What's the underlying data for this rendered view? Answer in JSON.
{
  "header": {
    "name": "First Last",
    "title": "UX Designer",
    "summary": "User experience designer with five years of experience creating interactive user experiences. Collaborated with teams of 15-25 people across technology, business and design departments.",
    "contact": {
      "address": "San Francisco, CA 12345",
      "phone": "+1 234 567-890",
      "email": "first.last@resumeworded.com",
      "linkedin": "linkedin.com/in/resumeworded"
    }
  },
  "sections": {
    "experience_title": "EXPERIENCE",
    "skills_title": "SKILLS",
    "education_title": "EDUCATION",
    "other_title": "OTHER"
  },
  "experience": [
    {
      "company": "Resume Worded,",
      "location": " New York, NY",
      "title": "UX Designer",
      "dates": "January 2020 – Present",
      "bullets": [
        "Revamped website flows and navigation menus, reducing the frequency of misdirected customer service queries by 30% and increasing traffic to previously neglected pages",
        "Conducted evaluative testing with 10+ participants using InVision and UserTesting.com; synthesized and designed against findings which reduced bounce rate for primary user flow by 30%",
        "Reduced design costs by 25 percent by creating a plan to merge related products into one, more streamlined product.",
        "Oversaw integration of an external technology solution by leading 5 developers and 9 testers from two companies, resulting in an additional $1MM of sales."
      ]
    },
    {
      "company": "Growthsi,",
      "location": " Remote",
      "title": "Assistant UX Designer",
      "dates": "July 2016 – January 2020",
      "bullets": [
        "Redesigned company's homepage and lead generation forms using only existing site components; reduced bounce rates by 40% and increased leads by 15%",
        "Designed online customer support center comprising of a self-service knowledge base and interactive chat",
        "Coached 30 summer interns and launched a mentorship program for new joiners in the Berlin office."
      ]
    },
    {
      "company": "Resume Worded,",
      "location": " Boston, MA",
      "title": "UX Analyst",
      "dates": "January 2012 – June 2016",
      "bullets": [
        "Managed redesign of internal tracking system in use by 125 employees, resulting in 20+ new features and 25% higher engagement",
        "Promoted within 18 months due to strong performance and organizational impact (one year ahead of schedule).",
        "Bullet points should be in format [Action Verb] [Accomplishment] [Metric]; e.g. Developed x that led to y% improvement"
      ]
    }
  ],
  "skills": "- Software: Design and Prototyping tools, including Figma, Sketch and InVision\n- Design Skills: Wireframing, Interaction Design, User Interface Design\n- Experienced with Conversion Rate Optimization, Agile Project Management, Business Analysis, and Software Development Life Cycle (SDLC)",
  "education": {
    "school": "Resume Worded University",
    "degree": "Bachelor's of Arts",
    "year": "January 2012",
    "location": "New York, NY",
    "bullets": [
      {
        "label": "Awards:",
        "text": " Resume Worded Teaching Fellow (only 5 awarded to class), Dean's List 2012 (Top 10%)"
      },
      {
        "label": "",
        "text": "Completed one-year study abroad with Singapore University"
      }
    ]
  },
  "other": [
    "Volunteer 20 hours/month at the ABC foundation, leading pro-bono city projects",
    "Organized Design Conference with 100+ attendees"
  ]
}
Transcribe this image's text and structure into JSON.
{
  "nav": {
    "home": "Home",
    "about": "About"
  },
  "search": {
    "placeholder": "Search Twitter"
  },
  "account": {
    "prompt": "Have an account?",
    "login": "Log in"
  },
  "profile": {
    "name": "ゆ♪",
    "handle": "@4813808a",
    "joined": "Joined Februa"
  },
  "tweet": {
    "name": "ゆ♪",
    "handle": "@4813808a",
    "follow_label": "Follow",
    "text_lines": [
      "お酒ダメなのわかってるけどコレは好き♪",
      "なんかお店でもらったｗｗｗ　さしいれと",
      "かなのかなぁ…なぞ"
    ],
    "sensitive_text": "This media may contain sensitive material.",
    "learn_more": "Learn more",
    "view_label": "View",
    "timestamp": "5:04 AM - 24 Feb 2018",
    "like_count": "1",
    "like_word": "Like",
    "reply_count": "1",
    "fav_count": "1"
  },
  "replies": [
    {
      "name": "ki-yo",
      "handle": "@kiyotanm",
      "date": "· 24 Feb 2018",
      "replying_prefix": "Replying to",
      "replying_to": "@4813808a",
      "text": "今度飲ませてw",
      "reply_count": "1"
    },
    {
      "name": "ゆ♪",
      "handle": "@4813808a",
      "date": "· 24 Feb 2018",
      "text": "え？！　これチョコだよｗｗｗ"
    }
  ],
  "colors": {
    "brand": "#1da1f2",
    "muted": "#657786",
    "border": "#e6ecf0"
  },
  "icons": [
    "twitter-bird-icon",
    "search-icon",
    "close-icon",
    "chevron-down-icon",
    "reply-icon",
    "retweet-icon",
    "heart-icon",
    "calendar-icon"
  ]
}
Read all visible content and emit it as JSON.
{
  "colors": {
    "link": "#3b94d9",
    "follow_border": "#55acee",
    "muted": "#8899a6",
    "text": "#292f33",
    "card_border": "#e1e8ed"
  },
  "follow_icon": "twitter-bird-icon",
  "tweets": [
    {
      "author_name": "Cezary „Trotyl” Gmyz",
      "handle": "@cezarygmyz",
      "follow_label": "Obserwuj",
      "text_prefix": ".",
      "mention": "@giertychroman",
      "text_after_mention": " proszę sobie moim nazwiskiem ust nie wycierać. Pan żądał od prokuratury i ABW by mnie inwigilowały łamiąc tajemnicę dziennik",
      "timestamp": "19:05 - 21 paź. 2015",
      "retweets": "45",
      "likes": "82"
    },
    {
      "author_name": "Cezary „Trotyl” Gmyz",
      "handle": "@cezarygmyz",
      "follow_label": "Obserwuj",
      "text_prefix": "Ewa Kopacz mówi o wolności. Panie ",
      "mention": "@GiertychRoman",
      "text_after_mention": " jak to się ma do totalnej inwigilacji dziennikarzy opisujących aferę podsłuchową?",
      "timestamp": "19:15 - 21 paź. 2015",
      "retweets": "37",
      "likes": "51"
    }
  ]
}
______
Copy each record from above exactly, and include every line.

Result:
What's the underlying data for this rendered view? Answer in JSON.
{
  "header": {
    "name": "First Last",
    "title": "UX Designer",
    "summary": "User experience designer with five years of experience creating interactive user experiences. Collaborated with teams of 15-25 people across technology, business and design departments.",
    "contact": {
      "address": "San Francisco, CA 12345",
      "phone": "+1 234 567-890",
      "email": "first.last@resumeworded.com",
      "linkedin": "linkedin.com/in/resumeworded"
    }
  },
  "sections": {
    "experience_title": "EXPERIENCE",
    "skills_title": "SKILLS",
    "education_title": "EDUCATION",
    "other_title": "OTHER"
  },
  "experience": [
    {
      "company": "Resume Worded,",
      "location": " New York, NY",
      "title": "UX Designer",
      "dates": "January 2020 – Present",
      "bullets": [
        "Revamped website flows and navigation menus, reducing the frequency of misdirected customer service queries by 30% and increasing traffic to previously neglected pages",
        "Conducted evaluative testing with 10+ participants using InVision and UserTesting.com; synthesized and designed against findings which reduced bounce rate for primary user flow by 30%",
        "Reduced design costs by 25 percent by creating a plan to merge related products into one, more streamlined product.",
        "Oversaw integration of an external technology solution by leading 5 developers and 9 testers from two companies, resulting in an additional $1MM of sales."
      ]
    },
    {
      "company": "Growthsi,",
      "location": " Remote",
      "title": "Assistant UX Designer",
      "dates": "July 2016 – January 2020",
      "bullets": [
        "Redesigned company's homepage and lead generation forms using only existing site components; reduced bounce rates by 40% and increased leads by 15%",
        "Designed online customer support center comprising of a self-service knowledge base and interactive chat",
        "Coached 30 summer interns and launched a mentorship program for new joiners in the Berlin office."
      ]
    },
    {
      "company": "Resume Worded,",
      "location": " Boston, MA",
      "title": "UX Analyst",
      "dates": "January 2012 – June 2016",
      "bullets": [
        "Managed redesign of internal tracking system in use by 125 employees, resulting in 20+ new features and 25% higher engagement",
        "Promoted within 18 months due to strong performance and organizational impact (one year ahead of schedule).",
        "Bullet points should be in format [Action Verb] [Accomplishment] [Metric]; e.g. Developed x that led to y% improvement"
      ]
    }
  ],
  "skills": "- Software: Design and Prototyping tools, including Figma, Sketch and InVision\n- Design Skills: Wireframing, Interaction Design, User Interface Design\n- Experienced with Conversion Rate Optimization, Agile Project Management, Business Analysis, and Software Development Life Cycle (SDLC)",
  "education": {
    "school": "Resume Worded University",
    "degree": "Bachelor's of Arts",
    "year": "January 2012",
    "location": "New York, NY",
    "bullets": [
      {
        "label": "Awards:",
        "text": " Resume Worded Teaching Fellow (only 5 awarded to class), Dean's List 2012 (Top 10%)"
      },
      {
        "label": "",
        "text": "Completed one-year study abroad with Singapore University"
      }
    ]
  },
  "other": [
    "Volunteer 20 hours/month at the ABC foundation, leading pro-bono city projects",
    "Organized Design Conference with 100+ attendees"
  ]
}
Transcribe this image's text and structure into JSON.
{
  "nav": {
    "home": "Home",
    "about": "About"
  },
  "search": {
    "placeholder": "Search Twitter"
  },
  "account": {
    "prompt": "Have an account?",
    "login": "Log in"
  },
  "profile": {
    "name": "ゆ♪",
    "handle": "@4813808a",
    "joined": "Joined Februa"
  },
  "tweet": {
    "name": "ゆ♪",
    "handle": "@4813808a",
    "follow_label": "Follow",
    "text_lines": [
      "お酒ダメなのわかってるけどコレは好き♪",
      "なんかお店でもらったｗｗｗ　さしいれと",
      "かなのかなぁ…なぞ"
    ],
    "sensitive_text": "This media may contain sensitive material.",
    "learn_more": "Learn more",
    "view_label": "View",
    "timestamp": "5:04 AM - 24 Feb 2018",
    "like_count": "1",
    "like_word": "Like",
    "reply_count": "1",
    "fav_count": "1"
  },
  "replies": [
    {
      "name": "ki-yo",
      "handle": "@kiyotanm",
      "date": "· 24 Feb 2018",
      "replying_prefix": "Replying to",
      "replying_to": "@4813808a",
      "text": "今度飲ませてw",
      "reply_count": "1"
    },
    {
      "name": "ゆ♪",
      "handle": "@4813808a",
      "date": "· 24 Feb 2018",
      "text": "え？！　これチョコだよｗｗｗ"
    }
  ],
  "colors": {
    "brand": "#1da1f2",
    "muted": "#657786",
    "border": "#e6ecf0"
  },
  "icons": [
    "twitter-bird-icon",
    "search-icon",
    "close-icon",
    "chevron-down-icon",
    "reply-icon",
    "retweet-icon",
    "heart-icon",
    "calendar-icon"
  ]
}
Read all visible content and emit it as JSON.
{
  "colors": {
    "link": "#3b94d9",
    "follow_border": "#55acee",
    "muted": "#8899a6",
    "text": "#292f33",
    "card_border": "#e1e8ed"
  },
  "follow_icon": "twitter-bird-icon",
  "tweets": [
    {
      "author_name": "Cezary „Trotyl” Gmyz",
      "handle": "@cezarygmyz",
      "follow_label": "Obserwuj",
      "text_prefix": ".",
      "mention": "@giertychroman",
      "text_after_mention": " proszę sobie moim nazwiskiem ust nie wycierać. Pan żądał od prokuratury i ABW by mnie inwigilowały łamiąc tajemnicę dziennik",
      "timestamp": "19:05 - 21 paź. 2015",
      "retweets": "45",
      "likes": "82"
    },
    {
      "author_name": "Cezary „Trotyl” Gmyz",
      "handle": "@cezarygmyz",
      "follow_label": "Obserwuj",
      "text_prefix": "Ewa Kopacz mówi o wolności. Panie ",
      "mention": "@GiertychRoman",
      "text_after_mention": " jak to się ma do totalnej inwigilacji dziennikarzy opisujących aferę podsłuchową?",
      "timestamp": "19:15 - 21 paź. 2015",
      "retweets": "37",
      "likes": "51"
    }
  ]
}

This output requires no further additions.